Please quote the passage below about the Museum of Comparative Zoology in full, word for word, leaving out the listing that follows it.

**SELECTION**
*****

The Museum of Comparative Zoology (formally the Agassiz Museum of Comparative Zoology and often abbreviated to MCZ) is a zoology museum located on the grounds of Harvard University in Cambridge, Massachusetts. It is one of three natural-history research museums at Harvard, whose public face is the Harvard Museum of Natural History. Harvard MCZ's collections consist of some 21 million specimens, of which several thousand are on rotating display at the public museum.  In July 2021, Gonzalo Giribet, Alexander Agassiz Professor of Zoology at Harvard and Curator of Invertebrate Zoology, was announced as the new director of the museum.

Many of the exhibits in the public museum have not only zoological interest, but also historical significance. Past exhibits have included a fossil sand dollar found by Charles Darwin in 1834, Captain James Cook's mamo, and two pheasants that once belonged to George Washington, now on loan to Mount Vernon in Virginia.

The research collections of the MCZ are not open to the public.

History
The Museum of Comparative Zoology was founded in 1859 through the efforts of zoologist Louis Agassiz; the museum used to be referred to as "The Agassiz" after its founder. Agassiz designed the collection to illustrate the variety and comparative relationships of animal life. Many female paleontologists, such as Elvira Wood, were involved in the early development of the museum.

*****

**DATASET ROWS**

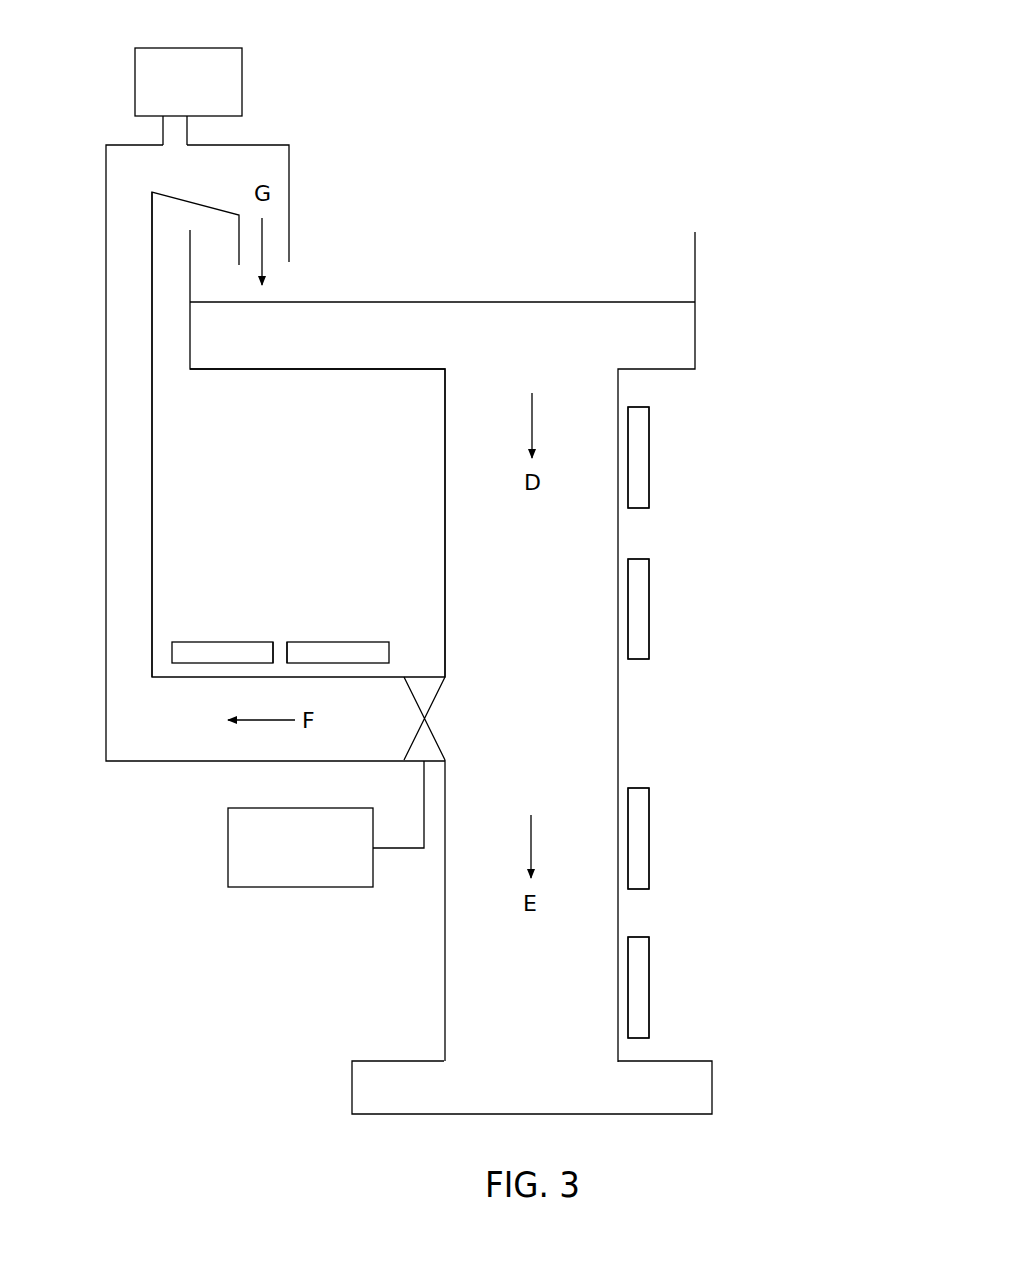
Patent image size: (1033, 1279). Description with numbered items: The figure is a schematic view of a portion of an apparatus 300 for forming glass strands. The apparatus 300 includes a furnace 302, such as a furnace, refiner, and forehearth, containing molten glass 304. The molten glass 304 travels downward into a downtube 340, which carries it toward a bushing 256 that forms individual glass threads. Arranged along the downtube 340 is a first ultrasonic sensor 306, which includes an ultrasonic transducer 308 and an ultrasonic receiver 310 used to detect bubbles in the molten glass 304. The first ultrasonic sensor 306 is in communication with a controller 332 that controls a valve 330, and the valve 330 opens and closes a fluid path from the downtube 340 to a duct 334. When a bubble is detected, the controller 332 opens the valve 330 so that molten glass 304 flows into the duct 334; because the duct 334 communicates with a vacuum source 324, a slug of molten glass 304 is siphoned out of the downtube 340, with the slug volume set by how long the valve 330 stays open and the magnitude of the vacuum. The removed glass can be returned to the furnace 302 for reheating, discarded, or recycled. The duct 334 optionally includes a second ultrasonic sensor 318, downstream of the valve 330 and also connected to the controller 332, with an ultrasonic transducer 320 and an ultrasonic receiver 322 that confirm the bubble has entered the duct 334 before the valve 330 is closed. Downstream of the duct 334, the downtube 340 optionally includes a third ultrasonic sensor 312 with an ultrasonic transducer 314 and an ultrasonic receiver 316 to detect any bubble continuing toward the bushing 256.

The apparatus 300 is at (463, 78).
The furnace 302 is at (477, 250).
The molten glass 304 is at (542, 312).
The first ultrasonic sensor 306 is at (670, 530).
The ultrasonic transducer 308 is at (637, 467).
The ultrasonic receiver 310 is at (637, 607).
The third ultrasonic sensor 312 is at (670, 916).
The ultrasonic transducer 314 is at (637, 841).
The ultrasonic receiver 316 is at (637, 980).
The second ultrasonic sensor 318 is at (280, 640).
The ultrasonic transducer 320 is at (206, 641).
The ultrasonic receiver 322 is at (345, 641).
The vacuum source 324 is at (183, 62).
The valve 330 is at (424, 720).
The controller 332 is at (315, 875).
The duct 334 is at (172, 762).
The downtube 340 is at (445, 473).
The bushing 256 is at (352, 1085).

*****

**ANSWER TO THE TASK**
The Museum of Comparative Zoology (formally the Agassiz Museum of Comparative Zoology and often abbreviated to MCZ) is a zoology museum located on the grounds of Harvard University in Cambridge, Massachusetts. It is one of three natural-history research museums at Harvard, whose public face is the Harvard Museum of Natural History. Harvard MCZ's collections consist of some 21 million specimens, of which several thousand are on rotating display at the public museum.  In July 2021, Gonzalo Giribet, Alexander Agassiz Professor of Zoology at Harvard and Curator of Invertebrate Zoology, was announced as the new director of the museum.

Many of the exhibits in the public museum have not only zoological interest, but also historical significance. Past exhibits have included a fossil sand dollar found by Charles Darwin in 1834, Captain James Cook's mamo, and two pheasants that once belonged to George Washington, now on loan to Mount Vernon in Virginia.

The research collections of the MCZ are not open to the public.

History
The Museum of Comparative Zoology was founded in 1859 through the efforts of zoologist Louis Agassiz; the museum used to be referred to as "The Agassiz" after its founder. Agassiz designed the collection to illustrate the variety and comparative relationships of animal life. Many female paleontologists, such as Elvira Wood, were involved in the early development of the museum.